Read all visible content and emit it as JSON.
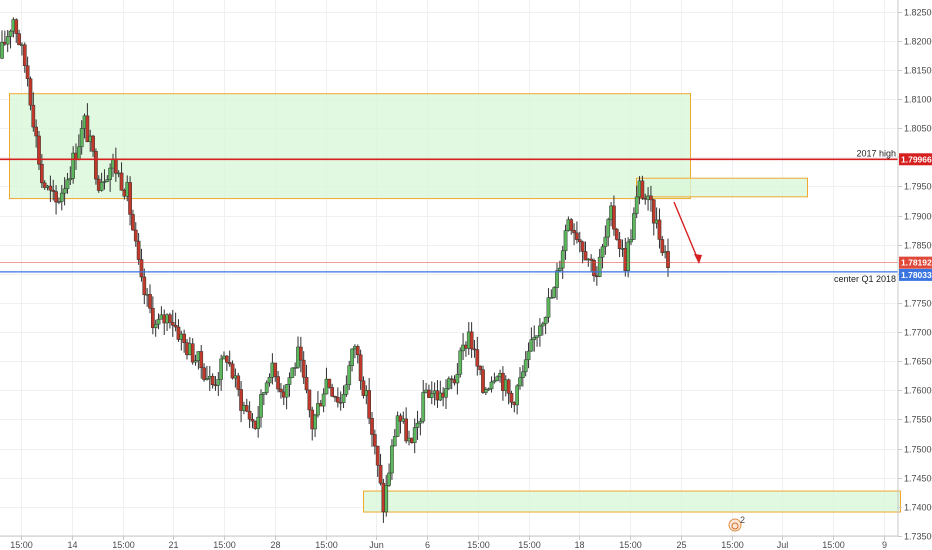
{
  "colors": {
    "background": "#ffffff",
    "grid": "#eef0f3",
    "axis": "#c8c8c8",
    "bull": "#5cb85c",
    "bear": "#c0392b",
    "wick": "#2f2f2f",
    "zone_fill": "#d9f7d9",
    "zone_stroke": "#f0a830",
    "high_line": "#d62020",
    "center_line": "#3a75e0",
    "last_price": "#e0483a",
    "arrow": "#d62020"
  },
  "y_axis": {
    "ticks": [
      "1.82500",
      "1.82000",
      "1.81500",
      "1.81000",
      "1.80500",
      "1.80000",
      "1.79500",
      "1.79000",
      "1.78500",
      "1.78000",
      "1.77500",
      "1.77000",
      "1.76500",
      "1.76000",
      "1.75500",
      "1.75000",
      "1.74500",
      "1.74000",
      "1.73500"
    ]
  },
  "x_axis": {
    "ticks": [
      "15:00",
      "14",
      "15:00",
      "21",
      "15:00",
      "28",
      "15:00",
      "Jun",
      "6",
      "15:00",
      "15:00",
      "18",
      "15:00",
      "25",
      "15:00",
      "Jul",
      "15:00",
      "9"
    ]
  },
  "lines": {
    "high": {
      "label": "2017 high",
      "price": 1.79966,
      "price_label": "1.79966"
    },
    "center": {
      "label": "center Q1 2018",
      "price": 1.78033,
      "price_label": "1.78033"
    },
    "last": {
      "price": 1.78192,
      "price_label": "1.78192"
    }
  },
  "zones": [
    {
      "name": "upper",
      "top": 1.811,
      "bottom": 1.793
    },
    {
      "name": "small",
      "top": 1.7965,
      "bottom": 1.7933
    },
    {
      "name": "lower",
      "top": 1.7428,
      "bottom": 1.7392
    }
  ],
  "icons": {
    "event": "event-marker-icon",
    "event_count": "2"
  },
  "chart_data": {
    "type": "candlestick",
    "symbol_scale": "price",
    "ylim": [
      1.735,
      1.827
    ],
    "grid": true,
    "anchors": [
      1.817,
      1.824,
      1.814,
      1.796,
      1.792,
      1.798,
      1.806,
      1.796,
      1.799,
      1.794,
      1.778,
      1.771,
      1.773,
      1.768,
      1.765,
      1.761,
      1.766,
      1.758,
      1.754,
      1.764,
      1.76,
      1.766,
      1.754,
      1.762,
      1.758,
      1.768,
      1.756,
      1.74,
      1.756,
      1.75,
      1.76,
      1.759,
      1.762,
      1.77,
      1.76,
      1.764,
      1.758,
      1.764,
      1.772,
      1.777,
      1.79,
      1.785,
      1.78,
      1.79,
      1.782,
      1.795,
      1.79,
      1.782
    ]
  }
}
= = = =
__EXERCISE REQUIREMENTS__. Using the data above, write out every line exactly, leaving the images behind.

__THE ANSWER__.
Read all visible content and emit it as JSON.
{
  "colors": {
    "background": "#ffffff",
    "grid": "#eef0f3",
    "axis": "#c8c8c8",
    "bull": "#5cb85c",
    "bear": "#c0392b",
    "wick": "#2f2f2f",
    "zone_fill": "#d9f7d9",
    "zone_stroke": "#f0a830",
    "high_line": "#d62020",
    "center_line": "#3a75e0",
    "last_price": "#e0483a",
    "arrow": "#d62020"
  },
  "y_axis": {
    "ticks": [
      "1.82500",
      "1.82000",
      "1.81500",
      "1.81000",
      "1.80500",
      "1.80000",
      "1.79500",
      "1.79000",
      "1.78500",
      "1.78000",
      "1.77500",
      "1.77000",
      "1.76500",
      "1.76000",
      "1.75500",
      "1.75000",
      "1.74500",
      "1.74000",
      "1.73500"
    ]
  },
  "x_axis": {
    "ticks": [
      "15:00",
      "14",
      "15:00",
      "21",
      "15:00",
      "28",
      "15:00",
      "Jun",
      "6",
      "15:00",
      "15:00",
      "18",
      "15:00",
      "25",
      "15:00",
      "Jul",
      "15:00",
      "9"
    ]
  },
  "lines": {
    "high": {
      "label": "2017 high",
      "price": 1.79966,
      "price_label": "1.79966"
    },
    "center": {
      "label": "center Q1 2018",
      "price": 1.78033,
      "price_label": "1.78033"
    },
    "last": {
      "price": 1.78192,
      "price_label": "1.78192"
    }
  },
  "zones": [
    {
      "name": "upper",
      "top": 1.811,
      "bottom": 1.793
    },
    {
      "name": "small",
      "top": 1.7965,
      "bottom": 1.7933
    },
    {
      "name": "lower",
      "top": 1.7428,
      "bottom": 1.7392
    }
  ],
  "icons": {
    "event": "event-marker-icon",
    "event_count": "2"
  },
  "chart_data": {
    "type": "candlestick",
    "symbol_scale": "price",
    "ylim": [
      1.735,
      1.827
    ],
    "grid": true,
    "anchors": [
      1.817,
      1.824,
      1.814,
      1.796,
      1.792,
      1.798,
      1.806,
      1.796,
      1.799,
      1.794,
      1.778,
      1.771,
      1.773,
      1.768,
      1.765,
      1.761,
      1.766,
      1.758,
      1.754,
      1.764,
      1.76,
      1.766,
      1.754,
      1.762,
      1.758,
      1.768,
      1.756,
      1.74,
      1.756,
      1.75,
      1.76,
      1.759,
      1.762,
      1.77,
      1.76,
      1.764,
      1.758,
      1.764,
      1.772,
      1.777,
      1.79,
      1.785,
      1.78,
      1.79,
      1.782,
      1.795,
      1.79,
      1.782
    ]
  }
}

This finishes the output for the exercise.